## Problem requirements
Locate the lines where "color" occurs and copy them as they stand.

## Exercise materials
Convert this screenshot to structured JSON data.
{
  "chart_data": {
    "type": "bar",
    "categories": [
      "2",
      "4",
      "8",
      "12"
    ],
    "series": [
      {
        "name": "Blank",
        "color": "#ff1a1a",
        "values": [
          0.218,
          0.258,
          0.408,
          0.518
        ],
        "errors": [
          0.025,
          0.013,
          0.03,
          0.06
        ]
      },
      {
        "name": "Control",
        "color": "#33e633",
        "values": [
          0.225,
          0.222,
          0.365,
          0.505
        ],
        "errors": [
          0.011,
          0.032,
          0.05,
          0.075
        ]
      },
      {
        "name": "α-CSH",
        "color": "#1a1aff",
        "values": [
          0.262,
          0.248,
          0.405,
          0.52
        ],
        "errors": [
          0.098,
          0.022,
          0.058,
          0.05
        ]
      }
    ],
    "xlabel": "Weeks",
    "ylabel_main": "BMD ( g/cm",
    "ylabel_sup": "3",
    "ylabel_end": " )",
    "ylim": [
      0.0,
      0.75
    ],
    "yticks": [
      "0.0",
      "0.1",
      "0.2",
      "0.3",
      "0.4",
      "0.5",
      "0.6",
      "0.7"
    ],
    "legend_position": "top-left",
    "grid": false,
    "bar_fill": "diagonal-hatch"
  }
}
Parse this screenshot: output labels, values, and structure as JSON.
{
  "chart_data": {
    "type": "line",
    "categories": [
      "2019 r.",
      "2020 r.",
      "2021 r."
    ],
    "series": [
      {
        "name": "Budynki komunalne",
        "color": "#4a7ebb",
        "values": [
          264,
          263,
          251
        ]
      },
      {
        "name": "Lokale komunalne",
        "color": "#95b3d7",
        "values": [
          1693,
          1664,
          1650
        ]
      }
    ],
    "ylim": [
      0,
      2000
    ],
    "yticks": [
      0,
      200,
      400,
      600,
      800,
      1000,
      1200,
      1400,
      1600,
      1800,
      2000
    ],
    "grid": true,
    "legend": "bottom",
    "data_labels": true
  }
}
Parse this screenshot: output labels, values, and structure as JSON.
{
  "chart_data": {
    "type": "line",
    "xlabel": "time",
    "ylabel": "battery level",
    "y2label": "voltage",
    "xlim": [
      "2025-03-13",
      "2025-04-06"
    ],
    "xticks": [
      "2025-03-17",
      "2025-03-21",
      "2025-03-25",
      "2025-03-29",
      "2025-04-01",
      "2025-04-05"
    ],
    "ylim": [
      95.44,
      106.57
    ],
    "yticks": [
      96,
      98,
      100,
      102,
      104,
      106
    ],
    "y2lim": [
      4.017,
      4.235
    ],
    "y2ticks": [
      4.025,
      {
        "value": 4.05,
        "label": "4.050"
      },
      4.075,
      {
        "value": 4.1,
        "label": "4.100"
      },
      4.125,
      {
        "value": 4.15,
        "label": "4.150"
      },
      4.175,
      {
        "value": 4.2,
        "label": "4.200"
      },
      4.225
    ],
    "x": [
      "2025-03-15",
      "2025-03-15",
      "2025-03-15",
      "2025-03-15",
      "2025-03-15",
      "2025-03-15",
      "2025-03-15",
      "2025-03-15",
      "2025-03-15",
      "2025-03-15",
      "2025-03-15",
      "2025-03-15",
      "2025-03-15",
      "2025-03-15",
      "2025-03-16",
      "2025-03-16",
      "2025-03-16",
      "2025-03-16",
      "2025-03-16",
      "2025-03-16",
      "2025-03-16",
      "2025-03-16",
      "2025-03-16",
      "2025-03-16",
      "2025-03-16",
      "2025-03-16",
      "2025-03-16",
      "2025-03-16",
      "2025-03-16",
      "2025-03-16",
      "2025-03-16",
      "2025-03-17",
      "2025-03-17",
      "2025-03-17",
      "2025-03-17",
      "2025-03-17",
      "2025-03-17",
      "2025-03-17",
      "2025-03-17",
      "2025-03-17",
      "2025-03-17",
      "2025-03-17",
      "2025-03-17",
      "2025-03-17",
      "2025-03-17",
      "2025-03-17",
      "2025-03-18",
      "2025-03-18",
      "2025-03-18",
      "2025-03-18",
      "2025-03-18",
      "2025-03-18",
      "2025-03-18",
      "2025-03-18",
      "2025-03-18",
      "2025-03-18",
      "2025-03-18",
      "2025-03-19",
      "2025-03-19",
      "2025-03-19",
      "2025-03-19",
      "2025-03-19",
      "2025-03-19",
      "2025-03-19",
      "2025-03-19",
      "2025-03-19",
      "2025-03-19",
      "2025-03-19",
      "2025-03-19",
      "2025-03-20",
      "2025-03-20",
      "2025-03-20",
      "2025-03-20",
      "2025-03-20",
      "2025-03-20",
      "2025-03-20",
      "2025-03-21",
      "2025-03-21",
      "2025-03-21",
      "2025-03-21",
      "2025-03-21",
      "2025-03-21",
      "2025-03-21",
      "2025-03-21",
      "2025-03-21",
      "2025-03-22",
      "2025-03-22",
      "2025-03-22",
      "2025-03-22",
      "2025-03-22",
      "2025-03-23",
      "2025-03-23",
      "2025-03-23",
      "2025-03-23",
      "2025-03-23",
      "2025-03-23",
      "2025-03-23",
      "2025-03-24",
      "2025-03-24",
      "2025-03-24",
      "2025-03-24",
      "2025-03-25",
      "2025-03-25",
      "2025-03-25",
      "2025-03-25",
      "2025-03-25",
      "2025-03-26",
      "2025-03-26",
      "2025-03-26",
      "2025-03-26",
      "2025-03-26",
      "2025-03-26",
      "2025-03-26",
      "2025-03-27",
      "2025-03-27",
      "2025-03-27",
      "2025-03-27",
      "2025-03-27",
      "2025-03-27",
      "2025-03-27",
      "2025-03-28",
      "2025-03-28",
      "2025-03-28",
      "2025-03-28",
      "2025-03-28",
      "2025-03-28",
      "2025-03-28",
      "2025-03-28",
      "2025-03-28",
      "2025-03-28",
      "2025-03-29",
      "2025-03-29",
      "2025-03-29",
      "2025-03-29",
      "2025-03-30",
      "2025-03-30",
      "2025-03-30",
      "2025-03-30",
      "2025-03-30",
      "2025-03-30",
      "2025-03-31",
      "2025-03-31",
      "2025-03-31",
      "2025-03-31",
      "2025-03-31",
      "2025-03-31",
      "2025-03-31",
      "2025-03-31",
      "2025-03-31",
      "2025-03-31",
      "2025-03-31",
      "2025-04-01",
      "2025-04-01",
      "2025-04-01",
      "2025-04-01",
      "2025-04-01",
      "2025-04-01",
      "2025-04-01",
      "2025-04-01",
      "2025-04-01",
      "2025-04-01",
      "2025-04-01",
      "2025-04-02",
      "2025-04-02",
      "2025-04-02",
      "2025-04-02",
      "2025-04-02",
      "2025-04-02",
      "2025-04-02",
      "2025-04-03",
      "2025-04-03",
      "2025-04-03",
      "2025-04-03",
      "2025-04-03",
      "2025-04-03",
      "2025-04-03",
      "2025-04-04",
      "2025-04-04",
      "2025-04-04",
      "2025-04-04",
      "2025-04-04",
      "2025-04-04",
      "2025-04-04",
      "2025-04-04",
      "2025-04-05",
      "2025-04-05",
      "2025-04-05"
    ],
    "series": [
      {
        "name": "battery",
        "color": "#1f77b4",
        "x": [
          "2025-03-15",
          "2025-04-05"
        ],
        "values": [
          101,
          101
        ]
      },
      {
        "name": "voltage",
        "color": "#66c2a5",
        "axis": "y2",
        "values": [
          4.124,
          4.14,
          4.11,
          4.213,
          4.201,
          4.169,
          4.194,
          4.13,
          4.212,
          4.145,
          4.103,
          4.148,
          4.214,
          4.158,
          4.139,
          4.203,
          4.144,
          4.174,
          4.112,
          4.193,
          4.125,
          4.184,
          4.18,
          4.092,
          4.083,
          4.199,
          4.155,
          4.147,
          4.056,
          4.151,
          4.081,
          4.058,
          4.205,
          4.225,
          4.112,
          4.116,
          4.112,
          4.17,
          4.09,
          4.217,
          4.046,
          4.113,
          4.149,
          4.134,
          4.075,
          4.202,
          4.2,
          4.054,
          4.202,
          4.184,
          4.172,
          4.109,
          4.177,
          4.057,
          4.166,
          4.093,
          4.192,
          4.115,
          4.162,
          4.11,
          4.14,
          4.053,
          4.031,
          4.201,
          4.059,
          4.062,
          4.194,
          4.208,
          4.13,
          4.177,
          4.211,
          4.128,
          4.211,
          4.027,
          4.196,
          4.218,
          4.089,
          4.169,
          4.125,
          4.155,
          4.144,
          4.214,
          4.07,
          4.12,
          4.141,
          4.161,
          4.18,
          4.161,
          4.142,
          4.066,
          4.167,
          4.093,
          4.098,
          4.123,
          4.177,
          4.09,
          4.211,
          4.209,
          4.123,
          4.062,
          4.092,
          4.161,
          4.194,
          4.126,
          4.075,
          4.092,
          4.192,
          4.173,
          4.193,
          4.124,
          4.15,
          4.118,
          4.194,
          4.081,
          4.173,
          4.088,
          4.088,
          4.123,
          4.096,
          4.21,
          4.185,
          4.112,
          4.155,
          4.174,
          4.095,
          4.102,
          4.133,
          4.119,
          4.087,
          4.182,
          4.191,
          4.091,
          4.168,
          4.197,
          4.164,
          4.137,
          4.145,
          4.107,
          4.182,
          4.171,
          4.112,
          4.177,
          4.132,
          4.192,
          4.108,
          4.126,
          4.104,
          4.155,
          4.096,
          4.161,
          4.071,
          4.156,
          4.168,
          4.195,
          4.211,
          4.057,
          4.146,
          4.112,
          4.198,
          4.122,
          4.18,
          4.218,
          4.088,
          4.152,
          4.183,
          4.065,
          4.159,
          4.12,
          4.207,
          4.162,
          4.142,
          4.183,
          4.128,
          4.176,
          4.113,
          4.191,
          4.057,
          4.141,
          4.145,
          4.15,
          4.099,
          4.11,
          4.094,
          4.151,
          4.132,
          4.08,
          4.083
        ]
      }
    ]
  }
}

## Task answer
        "color": "#ff1a1a",
        "color": "#33e633",
        "color": "#1a1aff",
        "color": "#4a7ebb",
        "color": "#95b3d7",
        "color": "#1f77b4",
        "color": "#66c2a5",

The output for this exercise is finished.